• _Text to read_

════════════════════

Monday, August 9, 2010

Author Spotlight: Interview With M. J. Rose


I recently interviewed M. J. Rose after reading her book, The Hypnotist (read review here).  Here is the Q & A.


DB:  Describe M. J. Rose in five words.
MJR:  Unfraid of not fitting in.


DB:  When did you decide to become a writer?
MJR:  When I was in third grade and won the middle school poetry contest.


DB:  Who are some authors that have had the most influence on your writing?
MJR:  Rebecca by Daphne DuMaurier, The Great Gatsby by F. Scott Fitzgerald and The Fountainhead by Ayn Rand and about 1000 more.


DB:  I understand that you self published your first novel, Lip Service, how did you accomplish that?
MJR:  I knew about self publishing from reading biographies of Anais Nin and D.H. Lawrence in college.


When my agent hit a wall in selling my novel Lip Service, I started to think about those authors I'd read about - Virginia Woolfe and Mark Twain included and more - who'd also struggled to get published and stuck out on their own.


In my case, despite editors loving my work, the publisher's didn't know how to market it.


I write books that don't fit a category. A little too erotic, a little too commercial to be literary, a little too literary to be commercial. And on and on. So I started to think that maybe I'd try an experiment.


It was 1998 and no one was talking ebooks or POD or marketing books on line. But I had an idea to put up an electronic version of the book, market it online, and see if I could sell it. The plan being, to prove to the publishers that there was a way to market my fiction. At some point I also printed up about 3000 books because far more people wanted a printed copy than an electronic download. We didn't even know the phrase ebooks back then. And there were no POD companies - I used a traditional printer, hired a real art director, had the book professionally designed, etc.


After six months of working at marketing the book on line, six days a week, six hours a day, the book picked up buzz and was discovered by an editor at the Doubleday Book Club and Literary Guild.  She bought it for the clubs - two first - the first time they'd bought a self published novel as well as the first time they'd bought - or anyone had bought - an ebook to take to print traditionally. My agent then took the book out again and three weeks later Pocket Books bought it.


DB:  Do you have any suggestions or advice for writers that are trying to get their own work published?
MJR:  Just write because you love it - not to make money - not to find fame - but only because you want to explore this story with these people - because you love the process. Write for the time you are writing not for having written.


DB:  When you are not writing, what is your favorite genre to read and why?
MJR:  I don’t go by genre – I just love reading good books.


DB:  What inspired you to start writing The Reincarnationist Series ?
MJR:  When I was three years old, I told my great grandfather things about his childhood in Russia that there was simply no way I could have known.

════════════════════

Coordinate annotation rows:
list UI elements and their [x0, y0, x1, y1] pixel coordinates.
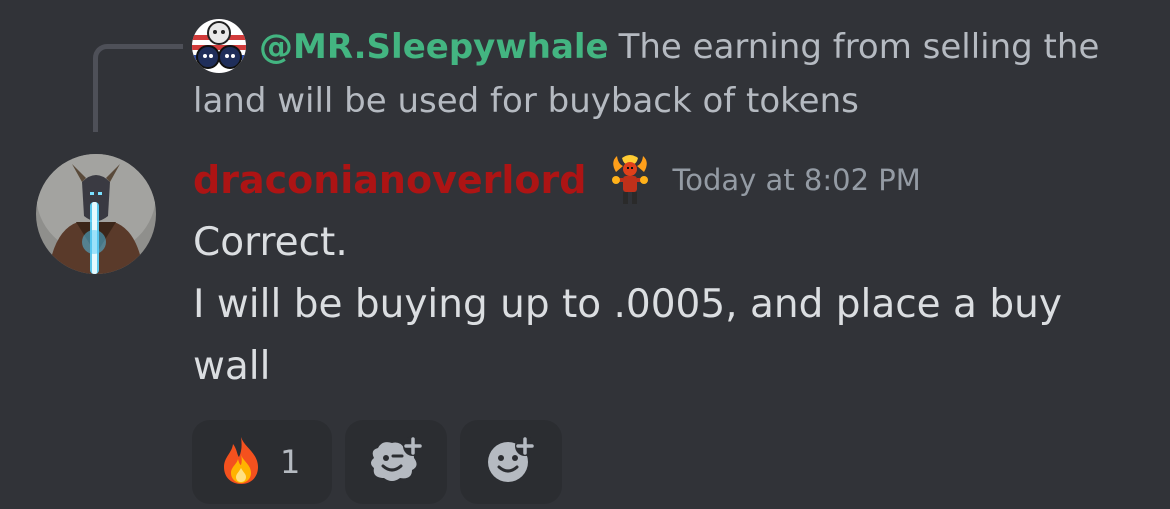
add-reaction-button[interactable] — [460, 420, 562, 504]
fire-icon — [218, 435, 264, 489]
reactions-bar: 1 — [192, 420, 575, 504]
author-name[interactable]: draconianoverlord — [193, 158, 586, 202]
avatar[interactable] — [36, 154, 156, 274]
reply-author[interactable]: @MR.Sleepywhale — [259, 27, 609, 67]
message-line: Correct. — [193, 220, 348, 265]
add-super-reaction-button[interactable] — [345, 420, 447, 504]
reply-connector — [93, 44, 183, 132]
reply-preview[interactable]: @MR.Sleepywhale The earning from selling … — [193, 20, 1123, 128]
message-content: Correct. I will be buying up to .0005, a… — [193, 212, 1123, 398]
add-super-reaction-icon — [368, 436, 424, 488]
reaction-count: 1 — [280, 443, 301, 481]
message-line: I will be buying up to .0005, and place … — [193, 282, 1062, 389]
message-header: draconianoverlord Today at 8:02 PM — [193, 150, 921, 210]
role-flame-figure-icon[interactable] — [608, 154, 652, 206]
reaction-fire[interactable]: 1 — [192, 420, 332, 504]
timestamp[interactable]: Today at 8:02 PM — [672, 163, 920, 197]
add-reaction-icon — [486, 436, 536, 488]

════════════════════

• _Written instruction_
Rewrite the interview with M. J. Rose starting with "DB:  Do you" and going on through "for having written.", putting "enjoy" wherever "love" appears. The rows are not needed for this work.

• _Finished answer_
DB:  Do you have any suggestions or advice for writers that are trying to get their own work published?
MJR:  Just write because you enjoy it - not to make money - not to find fame - but only because you want to explore this story with these people - because you enjoy the process. Write for the time you are writing not for having written.